(Raw records)
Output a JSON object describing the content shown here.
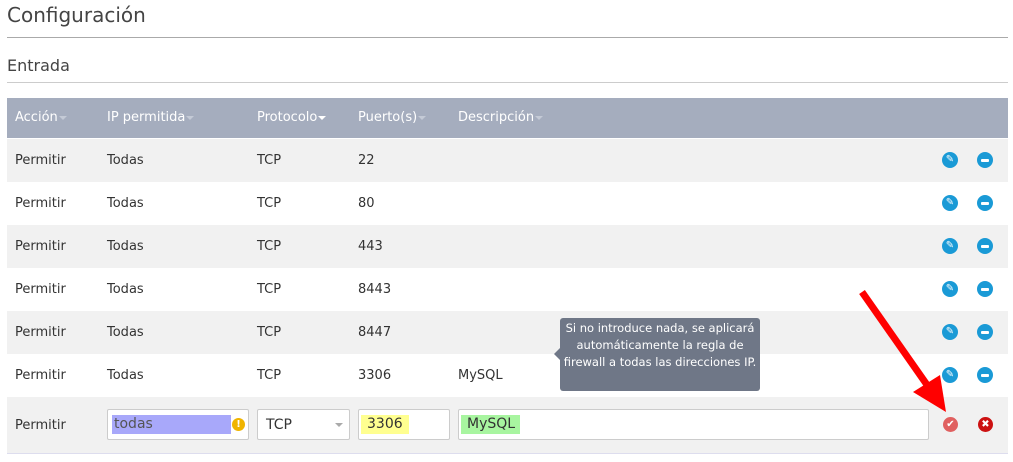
{
  "title": "Configuración",
  "section": "Entrada",
  "columns": [
    "Acción",
    "IP permitida",
    "Protocolo",
    "Puerto(s)",
    "Descripción"
  ],
  "rows": [
    {
      "action": "Permitir",
      "ip": "Todas",
      "protocol": "TCP",
      "ports": "22",
      "description": ""
    },
    {
      "action": "Permitir",
      "ip": "Todas",
      "protocol": "TCP",
      "ports": "80",
      "description": ""
    },
    {
      "action": "Permitir",
      "ip": "Todas",
      "protocol": "TCP",
      "ports": "443",
      "description": ""
    },
    {
      "action": "Permitir",
      "ip": "Todas",
      "protocol": "TCP",
      "ports": "8443",
      "description": ""
    },
    {
      "action": "Permitir",
      "ip": "Todas",
      "protocol": "TCP",
      "ports": "8447",
      "description": ""
    },
    {
      "action": "Permitir",
      "ip": "Todas",
      "protocol": "TCP",
      "ports": "3306",
      "description": "MySQL"
    }
  ],
  "edit_row": {
    "action": "Permitir",
    "ip": "todas",
    "protocol": "TCP",
    "ports": "3306",
    "description": "MySQL"
  },
  "tooltip": "Si no introduce nada, se aplicará automáticamente la regla de firewall a todas las direcciones IP.",
  "colors": {
    "header": "#a5adbe",
    "icon_blue": "#1a9ad6",
    "confirm": "#e06060",
    "cancel": "#cc1111",
    "arrow": "#ff0000"
  }
}
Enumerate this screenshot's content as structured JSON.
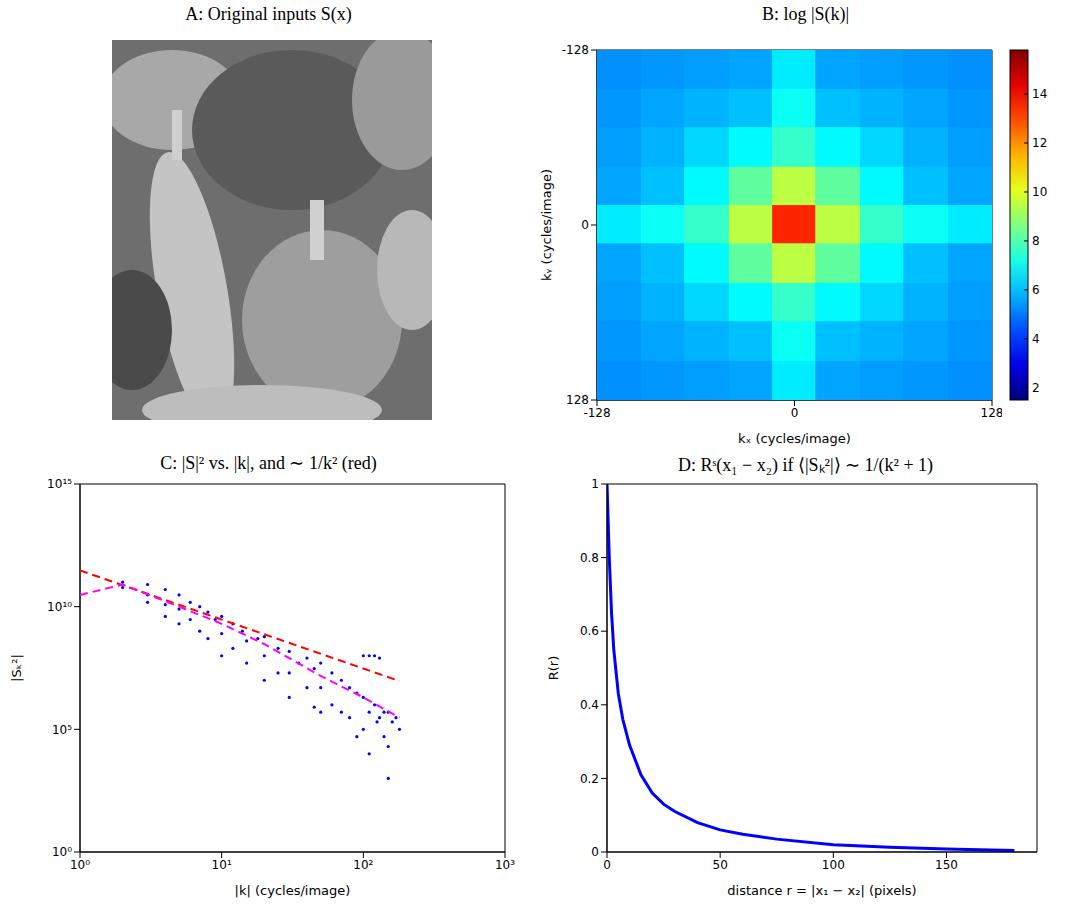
{
  "chart_data": [
    {
      "type": "image",
      "title": "A: Original inputs S(x)"
    },
    {
      "type": "heatmap",
      "title": "B: log |S(k)|",
      "x_label": "kₓ (cycles/image)",
      "y_label": "kᵧ (cycles/image)",
      "xlim": [
        -128,
        128
      ],
      "ylim": [
        128,
        -128
      ],
      "xticks": [
        -128,
        0,
        128
      ],
      "yticks": [
        -128,
        0,
        128
      ],
      "x": [
        -114,
        -85,
        -57,
        -28,
        0,
        28,
        57,
        85,
        114
      ],
      "y": [
        -114,
        -85,
        -57,
        -28,
        0,
        28,
        57,
        85,
        114
      ],
      "cells": [
        [
          5.3,
          5.4,
          5.5,
          5.6,
          6.6,
          5.6,
          5.5,
          5.4,
          5.3
        ],
        [
          5.4,
          5.6,
          5.8,
          6.0,
          7.0,
          6.0,
          5.8,
          5.6,
          5.4
        ],
        [
          5.5,
          5.8,
          6.3,
          6.8,
          7.6,
          6.8,
          6.3,
          5.8,
          5.5
        ],
        [
          5.6,
          6.0,
          6.8,
          8.2,
          9.5,
          8.2,
          6.8,
          6.0,
          5.6
        ],
        [
          6.6,
          7.0,
          7.6,
          9.5,
          13.5,
          9.5,
          7.6,
          7.0,
          6.6
        ],
        [
          5.6,
          6.0,
          6.8,
          8.2,
          9.5,
          8.2,
          6.8,
          6.0,
          5.6
        ],
        [
          5.5,
          5.8,
          6.3,
          6.8,
          7.6,
          6.8,
          6.3,
          5.8,
          5.5
        ],
        [
          5.4,
          5.6,
          5.8,
          6.0,
          7.0,
          6.0,
          5.8,
          5.6,
          5.4
        ],
        [
          5.3,
          5.4,
          5.5,
          5.6,
          6.6,
          5.6,
          5.5,
          5.4,
          5.3
        ]
      ],
      "color_range": [
        1.5,
        15.8
      ],
      "color_ticks": [
        2,
        4,
        6,
        8,
        10,
        12,
        14
      ]
    },
    {
      "type": "scatter",
      "title": "C: |S|² vs. |k|, and ∼ 1/k² (red)",
      "x_label": "|k| (cycles/image)",
      "y_label": "|Sₖ²|",
      "log": true,
      "xlim": [
        1,
        1000
      ],
      "ylim": [
        1,
        1000000000000000.0
      ],
      "xticks": [
        {
          "value": 1,
          "label": "10⁰"
        },
        {
          "value": 10,
          "label": "10¹"
        },
        {
          "value": 100,
          "label": "10²"
        },
        {
          "value": 1000,
          "label": "10³"
        }
      ],
      "yticks": [
        {
          "value": 1,
          "label": "10⁰"
        },
        {
          "value": 100000,
          "label": "10⁵"
        },
        {
          "value": 10000000000,
          "label": "10¹⁰"
        },
        {
          "value": 1000000000000000.0,
          "label": "10¹⁵"
        }
      ],
      "series": [
        {
          "type": "scatter",
          "color": "#0000ff",
          "marker": "dot",
          "x": [
            2,
            2,
            3,
            3,
            3,
            4,
            4,
            4,
            5,
            5,
            5,
            6,
            6,
            7,
            7,
            8,
            8,
            9,
            10,
            10,
            10,
            12,
            12,
            14,
            15,
            15,
            18,
            20,
            20,
            20,
            25,
            25,
            30,
            30,
            30,
            35,
            40,
            40,
            45,
            50,
            50,
            50,
            60,
            60,
            70,
            70,
            80,
            80,
            90,
            100,
            100,
            100,
            110,
            110,
            120,
            120,
            125,
            130,
            130,
            140,
            140,
            150,
            150,
            160,
            170,
            180,
            45,
            90,
            150,
            110
          ],
          "values": [
            100000000000.0,
            60000000000.0,
            80000000000.0,
            30000000000.0,
            15000000000.0,
            50000000000.0,
            12000000000.0,
            4000000000.0,
            30000000000.0,
            8000000000.0,
            2000000000.0,
            15000000000.0,
            3000000000.0,
            10000000000.0,
            1000000000.0,
            6000000000.0,
            500000000.0,
            3000000000.0,
            4000000000.0,
            800000000.0,
            100000000.0,
            2000000000.0,
            200000000.0,
            1000000000.0,
            400000000.0,
            50000000.0,
            500000000.0,
            600000000.0,
            100000000.0,
            10000000.0,
            200000000.0,
            20000000.0,
            150000000.0,
            20000000.0,
            2000000.0,
            50000000.0,
            80000000.0,
            5000000.0,
            30000000.0,
            50000000.0,
            5000000.0,
            500000.0,
            20000000.0,
            1000000.0,
            10000000.0,
            500000.0,
            5000000.0,
            300000.0,
            3000000.0,
            100000000.0,
            2000000.0,
            100000.0,
            100000000.0,
            500000.0,
            100000000.0,
            1000000.0,
            200000.0,
            80000000.0,
            300000.0,
            500000.0,
            50000.0,
            500000.0,
            20000.0,
            200000.0,
            300000.0,
            100000.0,
            800000.0,
            50000.0,
            1000.0,
            10000.0
          ]
        },
        {
          "type": "line",
          "color": "#ff0000",
          "line_style": "dashed",
          "x": [
            1,
            180
          ],
          "values": [
            300000000000.0,
            9260000.0
          ]
        },
        {
          "type": "line",
          "color": "#ff00ff",
          "line_style": "dashed",
          "x": [
            1,
            2,
            5,
            10,
            20,
            50,
            100,
            180
          ],
          "values": [
            30000000000.0,
            80000000000.0,
            10000000000.0,
            2000000000.0,
            300000000.0,
            15000000.0,
            2000000.0,
            300000.0
          ]
        }
      ]
    },
    {
      "type": "line",
      "title": "D: Rˢ(x₁ − x₂) if ⟨|Sₖ²|⟩ ∼ 1/(k² + 1)",
      "x_label": "distance r = |x₁ − x₂| (pixels)",
      "y_label": "R(r)",
      "xlim": [
        0,
        190
      ],
      "ylim": [
        0,
        1
      ],
      "xticks": [
        0,
        50,
        100,
        150
      ],
      "yticks": [
        0,
        0.2,
        0.4,
        0.6,
        0.8,
        1
      ],
      "color": "#0000ff",
      "x": [
        0,
        1,
        2,
        3,
        5,
        7,
        10,
        15,
        20,
        25,
        30,
        40,
        50,
        60,
        75,
        100,
        125,
        150,
        180
      ],
      "values": [
        1,
        0.8,
        0.65,
        0.55,
        0.43,
        0.36,
        0.29,
        0.21,
        0.16,
        0.13,
        0.11,
        0.08,
        0.06,
        0.048,
        0.035,
        0.02,
        0.013,
        0.008,
        0.004
      ]
    }
  ]
}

● **WRITTEN EXERCISE**: Report only the number of lines in the data above that contain "content".

● **REPLY**: 2